### Entries shown

········

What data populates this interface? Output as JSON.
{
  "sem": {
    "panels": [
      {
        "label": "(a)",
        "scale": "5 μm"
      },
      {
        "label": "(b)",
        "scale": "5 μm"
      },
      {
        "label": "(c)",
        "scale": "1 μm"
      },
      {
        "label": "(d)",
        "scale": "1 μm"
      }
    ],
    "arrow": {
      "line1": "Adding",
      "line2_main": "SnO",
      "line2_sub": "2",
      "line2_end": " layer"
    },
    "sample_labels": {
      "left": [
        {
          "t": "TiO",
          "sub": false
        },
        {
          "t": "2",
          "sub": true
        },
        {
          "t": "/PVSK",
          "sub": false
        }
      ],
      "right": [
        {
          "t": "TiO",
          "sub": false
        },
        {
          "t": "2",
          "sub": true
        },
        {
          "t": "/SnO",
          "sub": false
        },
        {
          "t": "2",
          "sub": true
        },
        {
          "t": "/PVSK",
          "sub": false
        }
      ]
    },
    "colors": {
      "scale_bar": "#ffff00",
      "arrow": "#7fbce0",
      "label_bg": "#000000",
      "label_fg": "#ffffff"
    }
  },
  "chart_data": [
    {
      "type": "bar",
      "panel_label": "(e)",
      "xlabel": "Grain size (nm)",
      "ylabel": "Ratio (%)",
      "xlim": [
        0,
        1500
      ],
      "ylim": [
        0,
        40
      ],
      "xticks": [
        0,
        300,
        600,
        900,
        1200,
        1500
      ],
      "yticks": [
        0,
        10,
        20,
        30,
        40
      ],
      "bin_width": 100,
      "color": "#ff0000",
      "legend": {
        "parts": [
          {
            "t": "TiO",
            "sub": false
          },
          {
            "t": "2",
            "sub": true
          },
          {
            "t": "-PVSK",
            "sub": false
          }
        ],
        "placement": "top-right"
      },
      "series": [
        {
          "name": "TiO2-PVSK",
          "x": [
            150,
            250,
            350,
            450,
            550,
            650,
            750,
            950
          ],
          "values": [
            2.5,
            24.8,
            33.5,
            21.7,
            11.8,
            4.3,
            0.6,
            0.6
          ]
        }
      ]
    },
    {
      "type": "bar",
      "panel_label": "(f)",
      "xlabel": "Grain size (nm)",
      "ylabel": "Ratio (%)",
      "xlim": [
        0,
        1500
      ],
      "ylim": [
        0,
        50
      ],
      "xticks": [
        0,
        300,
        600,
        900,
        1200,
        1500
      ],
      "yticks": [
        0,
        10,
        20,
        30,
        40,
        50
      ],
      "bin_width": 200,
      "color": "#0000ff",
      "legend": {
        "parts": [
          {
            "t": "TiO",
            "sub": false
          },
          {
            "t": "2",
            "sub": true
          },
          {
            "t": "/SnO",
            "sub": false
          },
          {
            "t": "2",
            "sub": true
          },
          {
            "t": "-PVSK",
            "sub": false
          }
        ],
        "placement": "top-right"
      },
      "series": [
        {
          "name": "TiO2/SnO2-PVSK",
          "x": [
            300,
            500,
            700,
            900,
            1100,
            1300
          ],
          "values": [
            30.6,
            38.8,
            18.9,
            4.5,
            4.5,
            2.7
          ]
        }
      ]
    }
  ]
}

········

### Goal of the exercise
Print back all the lines verbatim.

### Solution
What data populates this interface? Output as JSON.
{
  "sem": {
    "panels": [
      {
        "label": "(a)",
        "scale": "5 μm"
      },
      {
        "label": "(b)",
        "scale": "5 μm"
      },
      {
        "label": "(c)",
        "scale": "1 μm"
      },
      {
        "label": "(d)",
        "scale": "1 μm"
      }
    ],
    "arrow": {
      "line1": "Adding",
      "line2_main": "SnO",
      "line2_sub": "2",
      "line2_end": " layer"
    },
    "sample_labels": {
      "left": [
        {
          "t": "TiO",
          "sub": false
        },
        {
          "t": "2",
          "sub": true
        },
        {
          "t": "/PVSK",
          "sub": false
        }
      ],
      "right": [
        {
          "t": "TiO",
          "sub": false
        },
        {
          "t": "2",
          "sub": true
        },
        {
          "t": "/SnO",
          "sub": false
        },
        {
          "t": "2",
          "sub": true
        },
        {
          "t": "/PVSK",
          "sub": false
        }
      ]
    },
    "colors": {
      "scale_bar": "#ffff00",
      "arrow": "#7fbce0",
      "label_bg": "#000000",
      "label_fg": "#ffffff"
    }
  },
  "chart_data": [
    {
      "type": "bar",
      "panel_label": "(e)",
      "xlabel": "Grain size (nm)",
      "ylabel": "Ratio (%)",
      "xlim": [
        0,
        1500
      ],
      "ylim": [
        0,
        40
      ],
      "xticks": [
        0,
        300,
        600,
        900,
        1200,
        1500
      ],
      "yticks": [
        0,
        10,
        20,
        30,
        40
      ],
      "bin_width": 100,
      "color": "#ff0000",
      "legend": {
        "parts": [
          {
            "t": "TiO",
            "sub": false
          },
          {
            "t": "2",
            "sub": true
          },
          {
            "t": "-PVSK",
            "sub": false
          }
        ],
        "placement": "top-right"
      },
      "series": [
        {
          "name": "TiO2-PVSK",
          "x": [
            150,
            250,
            350,
            450,
            550,
            650,
            750,
            950
          ],
          "values": [
            2.5,
            24.8,
            33.5,
            21.7,
            11.8,
            4.3,
            0.6,
            0.6
          ]
        }
      ]
    },
    {
      "type": "bar",
      "panel_label": "(f)",
      "xlabel": "Grain size (nm)",
      "ylabel": "Ratio (%)",
      "xlim": [
        0,
        1500
      ],
      "ylim": [
        0,
        50
      ],
      "xticks": [
        0,
        300,
        600,
        900,
        1200,
        1500
      ],
      "yticks": [
        0,
        10,
        20,
        30,
        40,
        50
      ],
      "bin_width": 200,
      "color": "#0000ff",
      "legend": {
        "parts": [
          {
            "t": "TiO",
            "sub": false
          },
          {
            "t": "2",
            "sub": true
          },
          {
            "t": "/SnO",
            "sub": false
          },
          {
            "t": "2",
            "sub": true
          },
          {
            "t": "-PVSK",
            "sub": false
          }
        ],
        "placement": "top-right"
      },
      "series": [
        {
          "name": "TiO2/SnO2-PVSK",
          "x": [
            300,
            500,
            700,
            900,
            1100,
            1300
          ],
          "values": [
            30.6,
            38.8,
            18.9,
            4.5,
            4.5,
            2.7
          ]
        }
      ]
    }
  ]
}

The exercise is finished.